YOUR TASK: Repeat each entry in full, exactly.
--- Start RECORDS SHOWN ---
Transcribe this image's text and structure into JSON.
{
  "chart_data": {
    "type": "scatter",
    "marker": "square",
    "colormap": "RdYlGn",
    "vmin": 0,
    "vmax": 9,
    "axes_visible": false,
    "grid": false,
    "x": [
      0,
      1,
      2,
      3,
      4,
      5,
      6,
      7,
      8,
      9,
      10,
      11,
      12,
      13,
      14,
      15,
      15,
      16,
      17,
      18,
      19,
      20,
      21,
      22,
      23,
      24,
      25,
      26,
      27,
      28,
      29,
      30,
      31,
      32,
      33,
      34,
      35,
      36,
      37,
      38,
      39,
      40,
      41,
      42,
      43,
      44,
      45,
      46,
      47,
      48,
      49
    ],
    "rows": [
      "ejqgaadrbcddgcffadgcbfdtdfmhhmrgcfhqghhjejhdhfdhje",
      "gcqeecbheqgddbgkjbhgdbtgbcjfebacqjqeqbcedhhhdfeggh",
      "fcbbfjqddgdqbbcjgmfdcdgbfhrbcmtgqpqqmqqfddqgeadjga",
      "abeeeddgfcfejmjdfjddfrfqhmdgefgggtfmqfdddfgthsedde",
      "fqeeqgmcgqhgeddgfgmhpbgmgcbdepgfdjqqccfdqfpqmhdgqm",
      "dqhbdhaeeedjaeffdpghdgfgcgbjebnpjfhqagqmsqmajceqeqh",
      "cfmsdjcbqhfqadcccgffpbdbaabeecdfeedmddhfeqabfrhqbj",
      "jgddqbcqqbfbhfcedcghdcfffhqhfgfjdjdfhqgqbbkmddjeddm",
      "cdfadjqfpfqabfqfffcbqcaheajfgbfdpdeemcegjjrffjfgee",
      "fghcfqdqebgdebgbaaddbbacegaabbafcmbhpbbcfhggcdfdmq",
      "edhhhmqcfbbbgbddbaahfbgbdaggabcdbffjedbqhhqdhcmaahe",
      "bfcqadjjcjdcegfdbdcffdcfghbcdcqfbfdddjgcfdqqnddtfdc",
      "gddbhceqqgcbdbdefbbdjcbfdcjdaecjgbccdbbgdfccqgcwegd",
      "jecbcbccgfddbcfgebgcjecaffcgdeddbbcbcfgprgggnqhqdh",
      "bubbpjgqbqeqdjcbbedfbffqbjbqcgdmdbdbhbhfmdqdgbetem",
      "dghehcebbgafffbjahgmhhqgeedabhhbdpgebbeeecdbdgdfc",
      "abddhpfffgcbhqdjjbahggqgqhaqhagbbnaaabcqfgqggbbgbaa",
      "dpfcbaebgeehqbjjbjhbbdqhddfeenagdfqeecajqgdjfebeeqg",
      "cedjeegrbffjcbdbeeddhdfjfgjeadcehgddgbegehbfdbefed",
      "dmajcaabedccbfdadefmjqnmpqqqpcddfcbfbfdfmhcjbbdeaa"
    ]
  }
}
--- End RECORDS SHOWN ---
OUTPUT OF THE TASK:
Transcribe this image's text and structure into JSON.
{
  "chart_data": {
    "type": "scatter",
    "marker": "square",
    "colormap": "RdYlGn",
    "vmin": 0,
    "vmax": 9,
    "axes_visible": false,
    "grid": false,
    "x": [
      0,
      1,
      2,
      3,
      4,
      5,
      6,
      7,
      8,
      9,
      10,
      11,
      12,
      13,
      14,
      15,
      15,
      16,
      17,
      18,
      19,
      20,
      21,
      22,
      23,
      24,
      25,
      26,
      27,
      28,
      29,
      30,
      31,
      32,
      33,
      34,
      35,
      36,
      37,
      38,
      39,
      40,
      41,
      42,
      43,
      44,
      45,
      46,
      47,
      48,
      49
    ],
    "rows": [
      "ejqgaadrbcddgcffadgcbfdtdfmhhmrgcfhqghhjejhdhfdhje",
      "gcqeecbheqgddbgkjbhgdbtgbcjfebacqjqeqbcedhhhdfeggh",
      "fcbbfjqddgdqbbcjgmfdcdgbfhrbcmtgqpqqmqqfddqgeadjga",
      "abeeeddgfcfejmjdfjddfrfqhmdgefgggtfmqfdddfgthsedde",
      "fqeeqgmcgqhgeddgfgmhpbgmgcbdepgfdjqqccfdqfpqmhdgqm",
      "dqhbdhaeeedjaeffdpghdgfgcgbjebnpjfhqagqmsqmajceqeqh",
      "cfmsdjcbqhfqadcccgffpbdbaabeecdfeedmddhfeqabfrhqbj",
      "jgddqbcqqbfbhfcedcghdcfffhqhfgfjdjdfhqgqbbkmddjeddm",
      "cdfadjqfpfqabfqfffcbqcaheajfgbfdpdeemcegjjrffjfgee",
      "fghcfqdqebgdebgbaaddbbacegaabbafcmbhpbbcfhggcdfdmq",
      "edhhhmqcfbbbgbddbaahfbgbdaggabcdbffjedbqhhqdhcmaahe",
      "bfcqadjjcjdcegfdbdcffdcfghbcdcqfbfdddjgcfdqqnddtfdc",
      "gddbhceqqgcbdbdefbbdjcbfdcjdaecjgbccdbbgdfccqgcwegd",
      "jecbcbccgfddbcfgebgcjecaffcgdeddbbcbcfgprgggnqhqdh",
      "bubbpjgqbqeqdjcbbedfbffqbjbqcgdmdbdbhbhfmdqdgbetem",
      "dghehcebbgafffbjahgmhhqgeedabhhbdpgebbeeecdbdgdfc",
      "abddhpfffgcbhqdjjbahggqgqhaqhagbbnaaabcqfgqggbbgbaa",
      "dpfcbaebgeehqbjjbjhbbdqhddfeenagdfqeecajqgdjfebeeqg",
      "cedjeegrbffjcbdbeeddhdfjfgjeadcehgddgbegehbfdbefed",
      "dmajcaabedccbfdadefmjqnmpqqqpcddfcbfbfdfmhcjbbdeaa"
    ]
  }
}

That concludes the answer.